DIRECTIONS FOR THIS TASK ->
Take each line containing "selected" and report it exactly as written.

-- Start DATASET ROWS --

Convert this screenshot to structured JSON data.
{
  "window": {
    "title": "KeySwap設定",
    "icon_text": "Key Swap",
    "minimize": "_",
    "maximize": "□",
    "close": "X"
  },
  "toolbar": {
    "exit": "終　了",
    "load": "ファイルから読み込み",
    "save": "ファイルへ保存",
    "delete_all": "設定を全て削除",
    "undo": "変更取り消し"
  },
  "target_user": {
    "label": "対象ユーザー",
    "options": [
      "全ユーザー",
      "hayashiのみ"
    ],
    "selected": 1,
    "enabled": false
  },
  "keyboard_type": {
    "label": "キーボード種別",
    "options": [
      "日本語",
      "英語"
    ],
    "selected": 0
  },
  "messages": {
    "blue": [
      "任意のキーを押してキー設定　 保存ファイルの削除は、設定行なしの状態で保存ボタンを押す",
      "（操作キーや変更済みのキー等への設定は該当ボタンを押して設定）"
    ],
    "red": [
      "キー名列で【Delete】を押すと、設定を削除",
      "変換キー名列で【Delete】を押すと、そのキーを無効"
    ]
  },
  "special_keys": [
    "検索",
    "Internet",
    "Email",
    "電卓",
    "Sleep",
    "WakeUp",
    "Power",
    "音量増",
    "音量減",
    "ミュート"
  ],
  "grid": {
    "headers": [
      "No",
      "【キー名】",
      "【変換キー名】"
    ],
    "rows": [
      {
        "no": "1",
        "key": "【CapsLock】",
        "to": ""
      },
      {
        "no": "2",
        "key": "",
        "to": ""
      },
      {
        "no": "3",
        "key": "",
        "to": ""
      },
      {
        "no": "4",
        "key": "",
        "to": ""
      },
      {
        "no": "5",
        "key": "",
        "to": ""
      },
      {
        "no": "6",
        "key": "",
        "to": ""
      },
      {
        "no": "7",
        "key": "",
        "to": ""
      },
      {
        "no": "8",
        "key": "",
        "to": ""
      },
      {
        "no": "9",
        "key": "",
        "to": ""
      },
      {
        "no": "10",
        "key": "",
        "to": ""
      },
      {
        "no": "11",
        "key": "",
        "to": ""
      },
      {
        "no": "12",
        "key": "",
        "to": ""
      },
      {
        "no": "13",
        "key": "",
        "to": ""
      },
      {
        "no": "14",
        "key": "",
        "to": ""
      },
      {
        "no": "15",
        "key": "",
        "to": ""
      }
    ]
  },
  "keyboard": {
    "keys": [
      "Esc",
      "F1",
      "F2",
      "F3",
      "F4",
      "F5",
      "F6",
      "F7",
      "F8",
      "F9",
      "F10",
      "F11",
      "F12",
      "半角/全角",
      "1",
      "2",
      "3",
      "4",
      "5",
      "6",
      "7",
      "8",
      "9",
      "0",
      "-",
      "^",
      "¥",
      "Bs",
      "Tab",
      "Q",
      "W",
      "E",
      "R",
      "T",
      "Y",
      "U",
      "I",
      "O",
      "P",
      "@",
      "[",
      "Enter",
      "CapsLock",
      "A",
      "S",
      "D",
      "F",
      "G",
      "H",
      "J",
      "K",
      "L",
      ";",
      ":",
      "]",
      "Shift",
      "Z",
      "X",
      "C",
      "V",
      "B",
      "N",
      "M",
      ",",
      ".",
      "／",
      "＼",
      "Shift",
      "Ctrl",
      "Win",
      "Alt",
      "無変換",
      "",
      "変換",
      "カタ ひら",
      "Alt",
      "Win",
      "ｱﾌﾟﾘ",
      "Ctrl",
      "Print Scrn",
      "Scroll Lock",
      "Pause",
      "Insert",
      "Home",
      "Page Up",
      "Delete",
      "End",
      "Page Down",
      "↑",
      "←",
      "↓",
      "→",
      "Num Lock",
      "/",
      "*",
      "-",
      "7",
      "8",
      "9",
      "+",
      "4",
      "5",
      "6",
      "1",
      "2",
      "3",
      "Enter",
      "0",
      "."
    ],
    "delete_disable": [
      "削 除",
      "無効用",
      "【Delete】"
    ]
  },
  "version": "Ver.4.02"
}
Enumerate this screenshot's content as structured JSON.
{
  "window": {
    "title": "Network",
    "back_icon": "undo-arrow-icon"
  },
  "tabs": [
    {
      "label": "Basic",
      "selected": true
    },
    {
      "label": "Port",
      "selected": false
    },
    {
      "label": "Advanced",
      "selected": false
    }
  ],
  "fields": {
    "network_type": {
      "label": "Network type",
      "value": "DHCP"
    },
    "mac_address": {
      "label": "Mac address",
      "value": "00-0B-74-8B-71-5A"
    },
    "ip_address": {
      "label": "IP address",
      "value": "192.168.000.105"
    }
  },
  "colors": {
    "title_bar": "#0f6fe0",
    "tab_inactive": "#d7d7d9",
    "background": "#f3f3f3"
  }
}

-- End DATASET ROWS --

OUTPUT FOR THIS TASK ->
    "selected": 1,
    "selected": 0
      "selected": true
      "selected": false
      "selected": false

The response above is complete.